THE REQUEST = Extract every record, keeping each one exactly as it is.

(Items from a data source)
==========
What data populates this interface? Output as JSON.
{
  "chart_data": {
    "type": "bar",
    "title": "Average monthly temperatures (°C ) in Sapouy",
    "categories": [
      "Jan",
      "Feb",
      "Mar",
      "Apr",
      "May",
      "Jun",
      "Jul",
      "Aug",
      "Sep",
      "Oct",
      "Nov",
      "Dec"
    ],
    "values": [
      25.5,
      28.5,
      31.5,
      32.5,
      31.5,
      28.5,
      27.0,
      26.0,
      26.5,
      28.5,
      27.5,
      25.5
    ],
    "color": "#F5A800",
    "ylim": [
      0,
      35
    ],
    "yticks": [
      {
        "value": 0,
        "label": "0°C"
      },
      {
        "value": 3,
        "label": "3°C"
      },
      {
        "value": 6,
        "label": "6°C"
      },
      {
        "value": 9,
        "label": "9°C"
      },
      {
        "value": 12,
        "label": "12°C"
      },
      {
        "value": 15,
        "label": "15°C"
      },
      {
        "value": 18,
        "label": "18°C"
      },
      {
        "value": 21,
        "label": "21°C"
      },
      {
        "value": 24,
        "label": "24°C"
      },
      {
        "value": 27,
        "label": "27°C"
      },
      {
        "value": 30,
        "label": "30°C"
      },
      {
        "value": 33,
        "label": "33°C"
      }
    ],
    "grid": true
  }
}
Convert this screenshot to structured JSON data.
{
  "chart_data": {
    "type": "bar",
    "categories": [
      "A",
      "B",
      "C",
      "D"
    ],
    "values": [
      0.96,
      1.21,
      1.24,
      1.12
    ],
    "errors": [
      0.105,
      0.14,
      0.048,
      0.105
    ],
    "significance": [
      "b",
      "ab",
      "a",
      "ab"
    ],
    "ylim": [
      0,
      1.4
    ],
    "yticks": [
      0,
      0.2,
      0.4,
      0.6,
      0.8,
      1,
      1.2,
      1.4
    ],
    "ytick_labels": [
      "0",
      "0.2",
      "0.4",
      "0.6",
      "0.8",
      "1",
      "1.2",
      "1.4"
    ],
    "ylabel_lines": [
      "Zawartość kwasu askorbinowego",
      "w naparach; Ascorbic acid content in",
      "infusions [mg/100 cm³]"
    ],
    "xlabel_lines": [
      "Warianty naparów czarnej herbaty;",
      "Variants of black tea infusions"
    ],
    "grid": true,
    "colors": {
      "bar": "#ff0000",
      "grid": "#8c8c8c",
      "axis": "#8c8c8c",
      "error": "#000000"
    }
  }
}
==========
OUTPUT BELOW =
What data populates this interface? Output as JSON.
{
  "chart_data": {
    "type": "bar",
    "title": "Average monthly temperatures (°C ) in Sapouy",
    "categories": [
      "Jan",
      "Feb",
      "Mar",
      "Apr",
      "May",
      "Jun",
      "Jul",
      "Aug",
      "Sep",
      "Oct",
      "Nov",
      "Dec"
    ],
    "values": [
      25.5,
      28.5,
      31.5,
      32.5,
      31.5,
      28.5,
      27.0,
      26.0,
      26.5,
      28.5,
      27.5,
      25.5
    ],
    "color": "#F5A800",
    "ylim": [
      0,
      35
    ],
    "yticks": [
      {
        "value": 0,
        "label": "0°C"
      },
      {
        "value": 3,
        "label": "3°C"
      },
      {
        "value": 6,
        "label": "6°C"
      },
      {
        "value": 9,
        "label": "9°C"
      },
      {
        "value": 12,
        "label": "12°C"
      },
      {
        "value": 15,
        "label": "15°C"
      },
      {
        "value": 18,
        "label": "18°C"
      },
      {
        "value": 21,
        "label": "21°C"
      },
      {
        "value": 24,
        "label": "24°C"
      },
      {
        "value": 27,
        "label": "27°C"
      },
      {
        "value": 30,
        "label": "30°C"
      },
      {
        "value": 33,
        "label": "33°C"
      }
    ],
    "grid": true
  }
}
Convert this screenshot to structured JSON data.
{
  "chart_data": {
    "type": "bar",
    "categories": [
      "A",
      "B",
      "C",
      "D"
    ],
    "values": [
      0.96,
      1.21,
      1.24,
      1.12
    ],
    "errors": [
      0.105,
      0.14,
      0.048,
      0.105
    ],
    "significance": [
      "b",
      "ab",
      "a",
      "ab"
    ],
    "ylim": [
      0,
      1.4
    ],
    "yticks": [
      0,
      0.2,
      0.4,
      0.6,
      0.8,
      1,
      1.2,
      1.4
    ],
    "ytick_labels": [
      "0",
      "0.2",
      "0.4",
      "0.6",
      "0.8",
      "1",
      "1.2",
      "1.4"
    ],
    "ylabel_lines": [
      "Zawartość kwasu askorbinowego",
      "w naparach; Ascorbic acid content in",
      "infusions [mg/100 cm³]"
    ],
    "xlabel_lines": [
      "Warianty naparów czarnej herbaty;",
      "Variants of black tea infusions"
    ],
    "grid": true,
    "colors": {
      "bar": "#ff0000",
      "grid": "#8c8c8c",
      "axis": "#8c8c8c",
      "error": "#000000"
    }
  }
}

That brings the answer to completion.